(GIVEN RECORDS)
-----

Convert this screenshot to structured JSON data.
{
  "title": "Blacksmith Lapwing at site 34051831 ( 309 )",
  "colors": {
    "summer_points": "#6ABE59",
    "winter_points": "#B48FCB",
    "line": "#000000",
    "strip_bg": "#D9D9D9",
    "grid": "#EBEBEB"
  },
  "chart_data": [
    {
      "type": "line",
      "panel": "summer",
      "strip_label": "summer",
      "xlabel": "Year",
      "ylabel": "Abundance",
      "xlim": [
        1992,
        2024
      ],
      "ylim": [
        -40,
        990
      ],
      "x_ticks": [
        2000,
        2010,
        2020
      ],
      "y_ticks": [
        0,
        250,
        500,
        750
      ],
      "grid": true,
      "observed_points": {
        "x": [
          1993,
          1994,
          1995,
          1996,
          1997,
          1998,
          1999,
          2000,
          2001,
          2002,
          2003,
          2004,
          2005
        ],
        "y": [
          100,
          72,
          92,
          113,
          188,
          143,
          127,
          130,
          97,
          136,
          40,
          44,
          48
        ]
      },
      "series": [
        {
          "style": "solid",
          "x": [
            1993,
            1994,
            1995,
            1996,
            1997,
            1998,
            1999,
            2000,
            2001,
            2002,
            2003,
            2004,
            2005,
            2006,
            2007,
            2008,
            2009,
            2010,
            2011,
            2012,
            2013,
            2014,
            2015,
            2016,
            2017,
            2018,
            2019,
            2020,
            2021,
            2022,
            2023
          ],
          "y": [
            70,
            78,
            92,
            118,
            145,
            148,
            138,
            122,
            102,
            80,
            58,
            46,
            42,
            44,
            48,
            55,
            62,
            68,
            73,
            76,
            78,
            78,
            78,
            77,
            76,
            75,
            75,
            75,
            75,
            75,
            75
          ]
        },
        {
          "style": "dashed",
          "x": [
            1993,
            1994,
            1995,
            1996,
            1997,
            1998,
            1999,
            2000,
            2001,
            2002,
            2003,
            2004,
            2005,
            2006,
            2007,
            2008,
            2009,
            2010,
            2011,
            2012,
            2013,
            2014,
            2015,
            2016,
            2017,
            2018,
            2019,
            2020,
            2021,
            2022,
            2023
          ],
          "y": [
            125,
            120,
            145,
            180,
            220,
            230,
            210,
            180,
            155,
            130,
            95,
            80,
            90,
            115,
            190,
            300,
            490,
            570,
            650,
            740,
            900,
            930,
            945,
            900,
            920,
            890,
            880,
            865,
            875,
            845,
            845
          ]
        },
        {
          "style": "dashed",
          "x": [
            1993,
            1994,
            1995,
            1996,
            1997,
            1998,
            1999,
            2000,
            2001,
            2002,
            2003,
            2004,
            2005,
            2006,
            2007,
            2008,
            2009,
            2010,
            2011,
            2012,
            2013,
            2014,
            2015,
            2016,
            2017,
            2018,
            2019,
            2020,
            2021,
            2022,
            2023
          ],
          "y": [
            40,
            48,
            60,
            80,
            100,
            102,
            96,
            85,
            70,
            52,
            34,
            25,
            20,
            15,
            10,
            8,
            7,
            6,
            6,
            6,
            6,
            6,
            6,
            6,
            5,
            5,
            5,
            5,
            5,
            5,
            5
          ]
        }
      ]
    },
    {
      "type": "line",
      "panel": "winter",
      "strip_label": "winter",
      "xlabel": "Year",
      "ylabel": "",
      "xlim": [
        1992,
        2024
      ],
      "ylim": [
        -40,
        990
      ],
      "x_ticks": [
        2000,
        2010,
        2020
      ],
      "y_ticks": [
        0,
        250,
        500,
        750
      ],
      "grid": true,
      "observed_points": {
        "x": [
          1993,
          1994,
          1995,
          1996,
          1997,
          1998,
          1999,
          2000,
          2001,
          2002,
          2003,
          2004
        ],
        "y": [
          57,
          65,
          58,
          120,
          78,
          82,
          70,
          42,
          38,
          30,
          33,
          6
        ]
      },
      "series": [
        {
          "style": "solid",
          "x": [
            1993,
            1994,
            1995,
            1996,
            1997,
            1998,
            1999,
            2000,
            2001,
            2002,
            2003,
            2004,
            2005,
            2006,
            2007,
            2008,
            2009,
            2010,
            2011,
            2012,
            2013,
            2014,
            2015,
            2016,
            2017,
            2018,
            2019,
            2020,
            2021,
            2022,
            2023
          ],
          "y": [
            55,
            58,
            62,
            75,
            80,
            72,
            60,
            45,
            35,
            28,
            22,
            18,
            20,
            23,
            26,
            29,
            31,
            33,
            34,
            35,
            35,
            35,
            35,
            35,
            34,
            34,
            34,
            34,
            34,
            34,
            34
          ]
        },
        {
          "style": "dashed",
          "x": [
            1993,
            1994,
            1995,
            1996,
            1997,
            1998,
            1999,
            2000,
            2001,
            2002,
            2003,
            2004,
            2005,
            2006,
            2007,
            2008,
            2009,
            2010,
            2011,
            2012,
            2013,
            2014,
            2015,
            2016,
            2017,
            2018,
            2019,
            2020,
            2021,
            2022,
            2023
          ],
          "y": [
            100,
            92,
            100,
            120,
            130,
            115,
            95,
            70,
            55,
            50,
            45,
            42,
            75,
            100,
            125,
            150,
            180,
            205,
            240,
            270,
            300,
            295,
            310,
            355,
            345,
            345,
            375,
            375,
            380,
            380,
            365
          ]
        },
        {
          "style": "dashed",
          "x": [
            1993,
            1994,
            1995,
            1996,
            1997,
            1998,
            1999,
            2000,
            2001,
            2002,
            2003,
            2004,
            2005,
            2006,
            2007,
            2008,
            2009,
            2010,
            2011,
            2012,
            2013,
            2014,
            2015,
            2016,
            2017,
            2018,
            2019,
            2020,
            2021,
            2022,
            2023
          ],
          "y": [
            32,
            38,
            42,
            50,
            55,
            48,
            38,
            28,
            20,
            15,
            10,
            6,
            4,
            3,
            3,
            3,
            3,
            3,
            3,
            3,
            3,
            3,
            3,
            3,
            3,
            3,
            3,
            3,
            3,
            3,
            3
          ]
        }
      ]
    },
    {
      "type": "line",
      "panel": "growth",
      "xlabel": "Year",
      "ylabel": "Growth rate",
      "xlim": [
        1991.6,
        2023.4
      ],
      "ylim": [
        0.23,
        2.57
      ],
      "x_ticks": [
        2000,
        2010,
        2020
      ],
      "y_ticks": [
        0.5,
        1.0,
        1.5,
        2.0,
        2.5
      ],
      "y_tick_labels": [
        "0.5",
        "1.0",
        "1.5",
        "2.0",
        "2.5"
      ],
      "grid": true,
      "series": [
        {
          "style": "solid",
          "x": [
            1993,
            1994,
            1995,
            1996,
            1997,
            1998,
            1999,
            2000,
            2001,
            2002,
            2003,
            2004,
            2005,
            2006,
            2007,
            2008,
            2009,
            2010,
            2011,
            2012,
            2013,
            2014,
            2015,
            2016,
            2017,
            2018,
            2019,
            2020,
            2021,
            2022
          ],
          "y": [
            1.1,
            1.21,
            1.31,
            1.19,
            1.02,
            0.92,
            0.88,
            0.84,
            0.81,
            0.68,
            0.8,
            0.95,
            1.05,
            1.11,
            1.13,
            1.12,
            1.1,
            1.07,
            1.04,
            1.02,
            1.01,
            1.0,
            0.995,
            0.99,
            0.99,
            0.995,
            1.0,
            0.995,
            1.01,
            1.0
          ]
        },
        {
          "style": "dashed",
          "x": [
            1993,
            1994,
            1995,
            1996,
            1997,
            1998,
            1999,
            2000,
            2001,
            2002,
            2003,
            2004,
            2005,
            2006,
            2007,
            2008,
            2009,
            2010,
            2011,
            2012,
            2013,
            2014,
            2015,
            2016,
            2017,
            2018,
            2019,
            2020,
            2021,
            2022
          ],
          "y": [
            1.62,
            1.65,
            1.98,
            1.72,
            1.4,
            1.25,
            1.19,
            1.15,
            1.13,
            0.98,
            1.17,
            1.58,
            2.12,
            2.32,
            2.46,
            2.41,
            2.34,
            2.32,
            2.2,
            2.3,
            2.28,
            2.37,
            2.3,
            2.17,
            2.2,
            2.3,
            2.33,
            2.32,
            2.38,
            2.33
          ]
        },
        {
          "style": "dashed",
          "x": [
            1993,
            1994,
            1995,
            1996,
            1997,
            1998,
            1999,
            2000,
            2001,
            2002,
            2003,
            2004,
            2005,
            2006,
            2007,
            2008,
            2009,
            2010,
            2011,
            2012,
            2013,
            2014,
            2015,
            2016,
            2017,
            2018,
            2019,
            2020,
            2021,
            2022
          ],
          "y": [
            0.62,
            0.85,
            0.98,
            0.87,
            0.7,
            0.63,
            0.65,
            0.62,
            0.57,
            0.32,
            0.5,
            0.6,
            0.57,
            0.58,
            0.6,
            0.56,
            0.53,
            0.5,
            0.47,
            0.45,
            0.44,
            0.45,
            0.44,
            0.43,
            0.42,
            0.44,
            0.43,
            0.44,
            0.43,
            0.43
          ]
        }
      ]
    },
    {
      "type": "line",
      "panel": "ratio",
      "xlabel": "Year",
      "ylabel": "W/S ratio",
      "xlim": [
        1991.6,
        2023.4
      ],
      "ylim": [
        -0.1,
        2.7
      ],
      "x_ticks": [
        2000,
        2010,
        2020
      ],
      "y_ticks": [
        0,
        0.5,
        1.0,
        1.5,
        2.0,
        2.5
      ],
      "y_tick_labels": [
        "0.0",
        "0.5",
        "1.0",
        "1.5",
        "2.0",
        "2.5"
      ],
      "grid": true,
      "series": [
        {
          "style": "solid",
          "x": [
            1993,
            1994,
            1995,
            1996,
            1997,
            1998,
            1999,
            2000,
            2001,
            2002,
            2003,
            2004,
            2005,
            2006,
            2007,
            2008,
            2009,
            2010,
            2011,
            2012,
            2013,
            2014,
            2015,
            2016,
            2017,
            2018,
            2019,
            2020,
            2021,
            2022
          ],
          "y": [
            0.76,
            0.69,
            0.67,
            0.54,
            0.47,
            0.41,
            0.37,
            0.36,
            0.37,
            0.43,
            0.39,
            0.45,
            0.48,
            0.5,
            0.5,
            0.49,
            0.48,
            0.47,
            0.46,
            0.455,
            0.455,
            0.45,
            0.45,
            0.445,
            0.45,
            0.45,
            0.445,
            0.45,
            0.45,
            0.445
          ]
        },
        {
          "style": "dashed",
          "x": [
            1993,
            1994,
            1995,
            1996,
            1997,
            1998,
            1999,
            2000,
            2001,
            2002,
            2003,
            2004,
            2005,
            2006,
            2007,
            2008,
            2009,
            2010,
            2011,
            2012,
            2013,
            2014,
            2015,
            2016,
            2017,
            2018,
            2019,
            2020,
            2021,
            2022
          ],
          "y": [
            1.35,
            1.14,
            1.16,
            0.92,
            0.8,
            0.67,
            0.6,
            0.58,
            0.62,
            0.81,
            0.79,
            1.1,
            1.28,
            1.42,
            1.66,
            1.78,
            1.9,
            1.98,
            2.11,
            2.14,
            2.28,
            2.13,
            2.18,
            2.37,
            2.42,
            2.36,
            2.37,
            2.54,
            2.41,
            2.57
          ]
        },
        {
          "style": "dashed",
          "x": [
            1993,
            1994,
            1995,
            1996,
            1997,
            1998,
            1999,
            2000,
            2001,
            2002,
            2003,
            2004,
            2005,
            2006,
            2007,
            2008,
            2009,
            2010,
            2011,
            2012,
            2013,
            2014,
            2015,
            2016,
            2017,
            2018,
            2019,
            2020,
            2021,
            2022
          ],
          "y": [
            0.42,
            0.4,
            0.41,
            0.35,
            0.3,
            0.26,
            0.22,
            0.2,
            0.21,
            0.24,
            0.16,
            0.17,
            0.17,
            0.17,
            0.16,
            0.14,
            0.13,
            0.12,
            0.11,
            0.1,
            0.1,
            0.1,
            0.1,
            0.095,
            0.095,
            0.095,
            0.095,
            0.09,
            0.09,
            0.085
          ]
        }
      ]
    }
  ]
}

-----

Copy, from the material, each line that holds the string "ylabel".

(CORRECT ANSWER)
      "ylabel": "Abundance",
      "ylabel": "",
      "ylabel": "Growth rate",
      "ylabel": "W/S ratio",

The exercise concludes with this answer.